Exercise material:
◆ ◆ ◆ ◆

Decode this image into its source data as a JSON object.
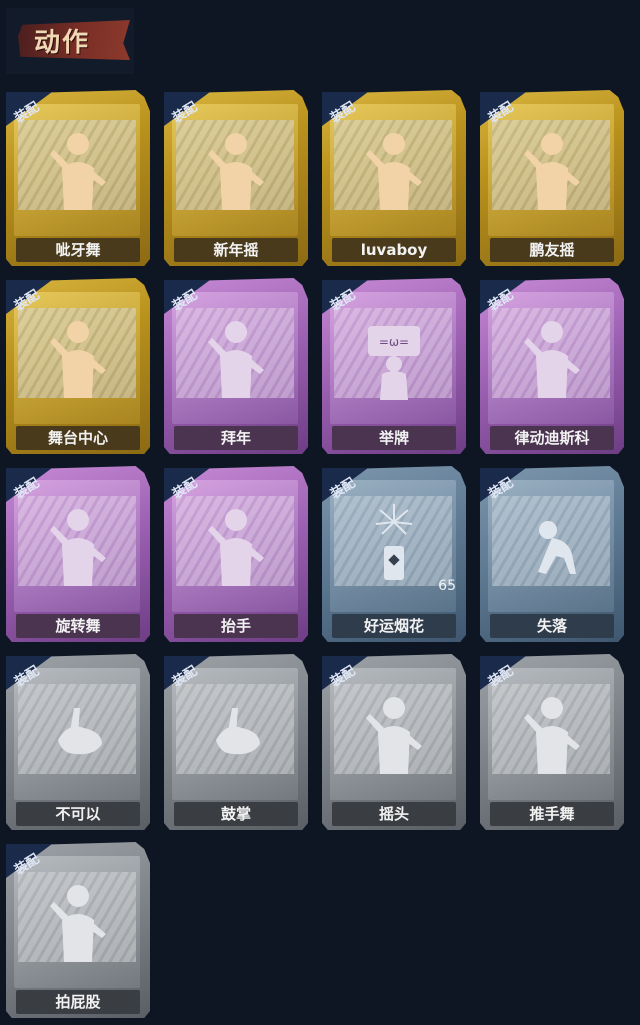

◆ ◆ ◆ ◆

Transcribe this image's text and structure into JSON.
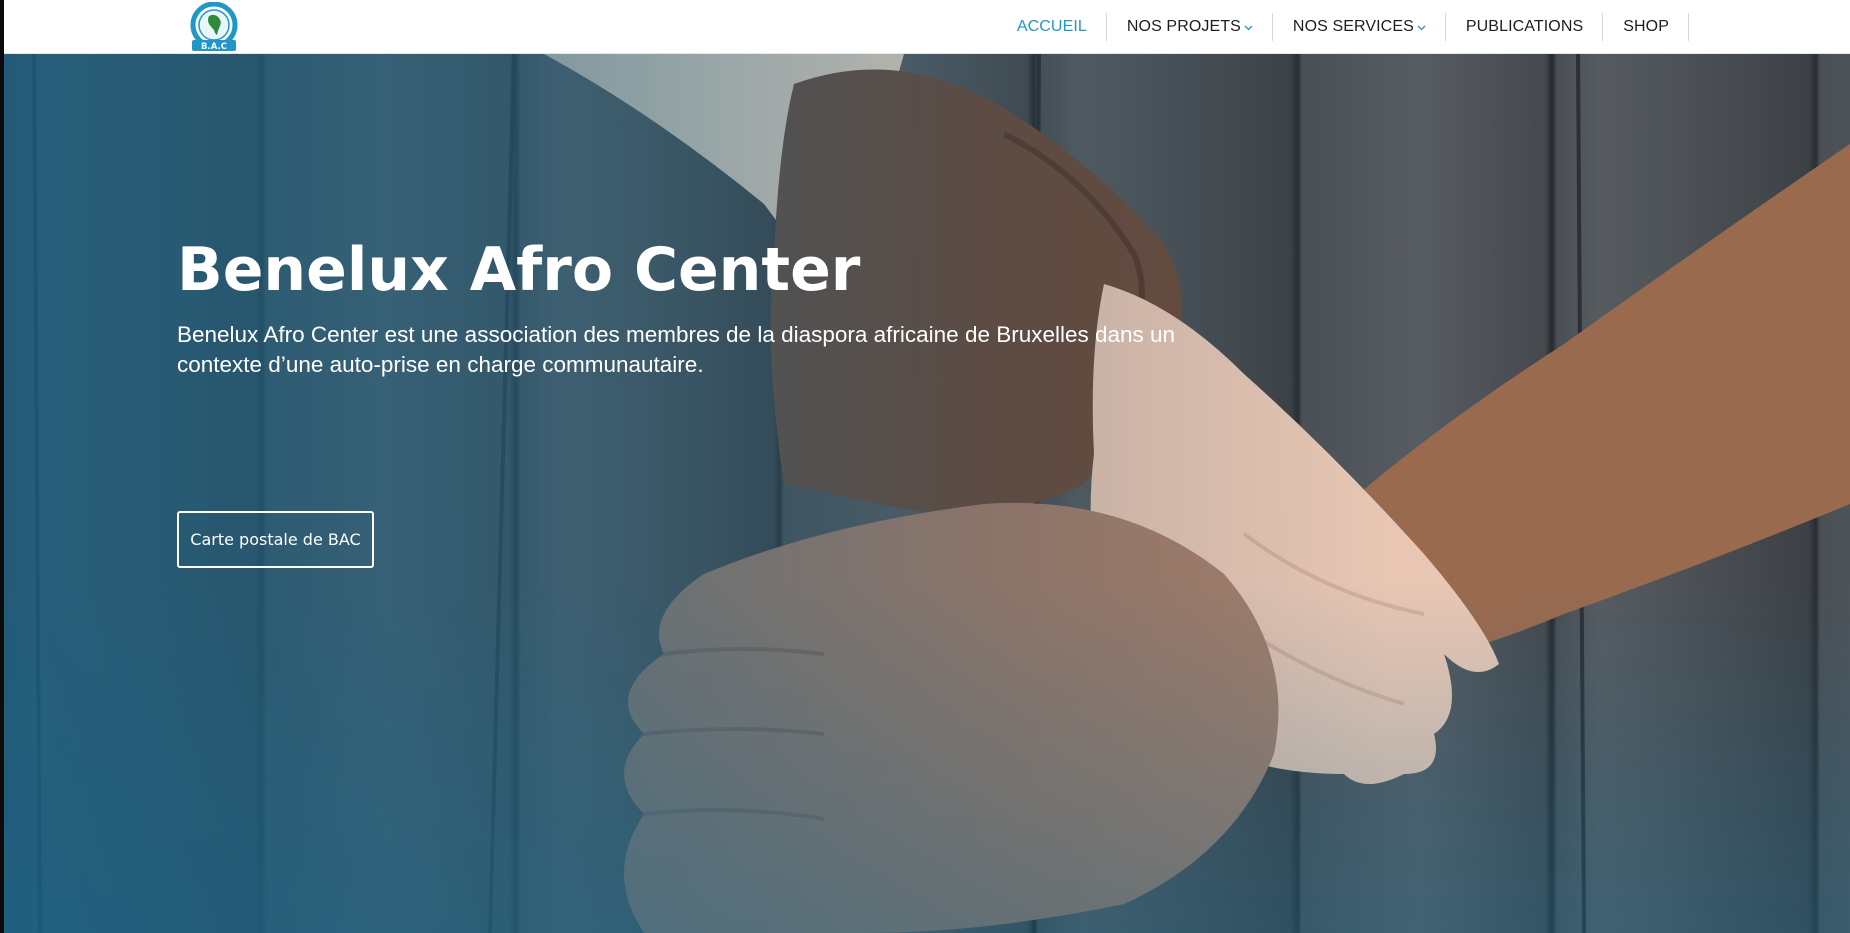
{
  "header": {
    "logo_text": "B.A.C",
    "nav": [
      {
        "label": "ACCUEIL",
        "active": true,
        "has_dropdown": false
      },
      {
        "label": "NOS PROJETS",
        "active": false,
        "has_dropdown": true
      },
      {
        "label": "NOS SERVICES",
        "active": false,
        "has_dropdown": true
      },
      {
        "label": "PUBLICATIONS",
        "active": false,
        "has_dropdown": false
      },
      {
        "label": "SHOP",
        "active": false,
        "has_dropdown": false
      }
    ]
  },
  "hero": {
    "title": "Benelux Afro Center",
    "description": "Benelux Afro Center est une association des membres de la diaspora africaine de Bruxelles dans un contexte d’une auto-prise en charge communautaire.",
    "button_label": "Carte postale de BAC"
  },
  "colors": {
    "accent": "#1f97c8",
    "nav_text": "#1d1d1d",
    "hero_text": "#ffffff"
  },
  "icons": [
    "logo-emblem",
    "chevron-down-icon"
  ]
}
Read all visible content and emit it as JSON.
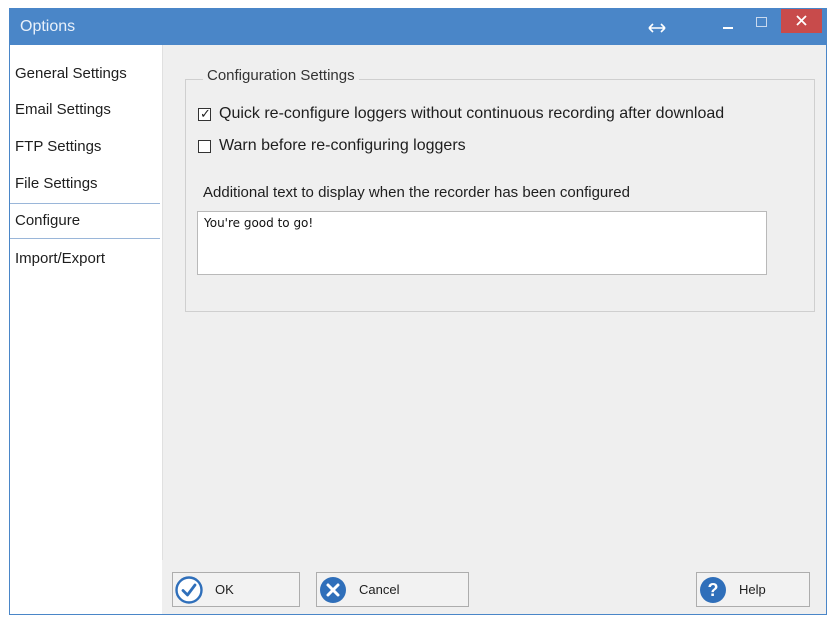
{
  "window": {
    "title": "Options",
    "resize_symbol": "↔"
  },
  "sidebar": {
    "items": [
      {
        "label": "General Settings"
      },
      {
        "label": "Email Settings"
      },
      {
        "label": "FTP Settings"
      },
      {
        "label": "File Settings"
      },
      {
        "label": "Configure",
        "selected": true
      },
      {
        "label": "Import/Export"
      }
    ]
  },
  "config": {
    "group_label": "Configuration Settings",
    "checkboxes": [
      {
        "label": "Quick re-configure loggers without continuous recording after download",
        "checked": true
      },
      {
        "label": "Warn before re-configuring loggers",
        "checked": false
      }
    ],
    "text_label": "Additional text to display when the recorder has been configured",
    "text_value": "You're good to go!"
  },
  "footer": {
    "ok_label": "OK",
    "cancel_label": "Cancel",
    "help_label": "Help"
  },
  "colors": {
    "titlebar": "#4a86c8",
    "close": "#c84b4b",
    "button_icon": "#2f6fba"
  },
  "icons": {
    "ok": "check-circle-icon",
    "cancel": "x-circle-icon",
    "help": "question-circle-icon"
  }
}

◆ ◆ ◆ ◆

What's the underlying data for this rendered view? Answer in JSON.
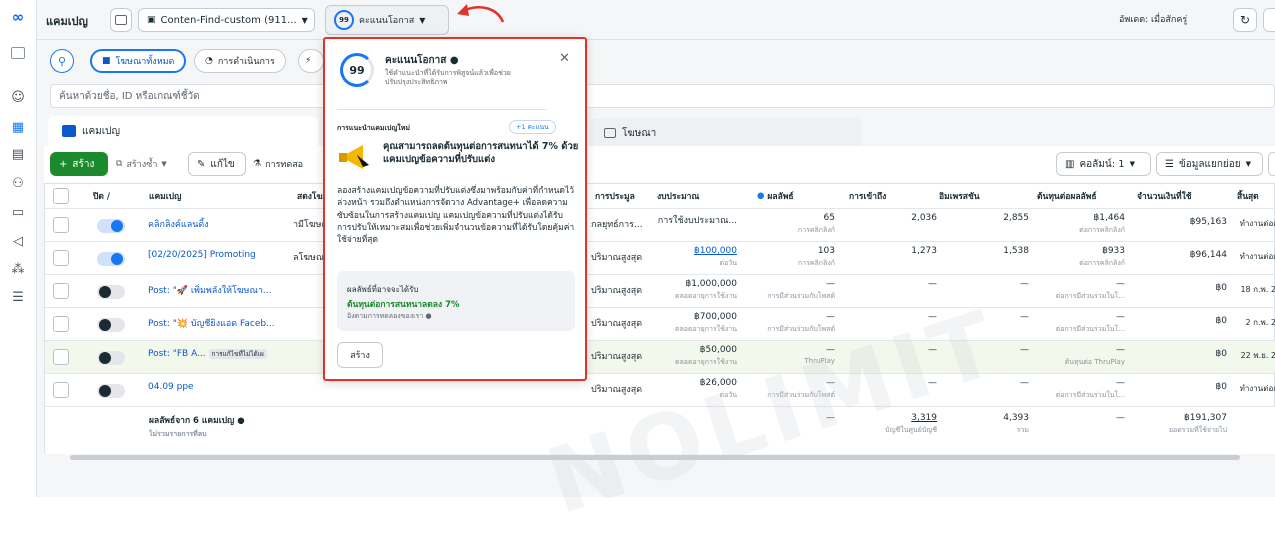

◆ ◆ ◆ ◆

Brief:
Lines containing the word "data" must all be returned from the material above.

Solution to this task:
Decode this image into its source data as a JSON object.
What's the underlying data for this rendered view? Answer in JSON.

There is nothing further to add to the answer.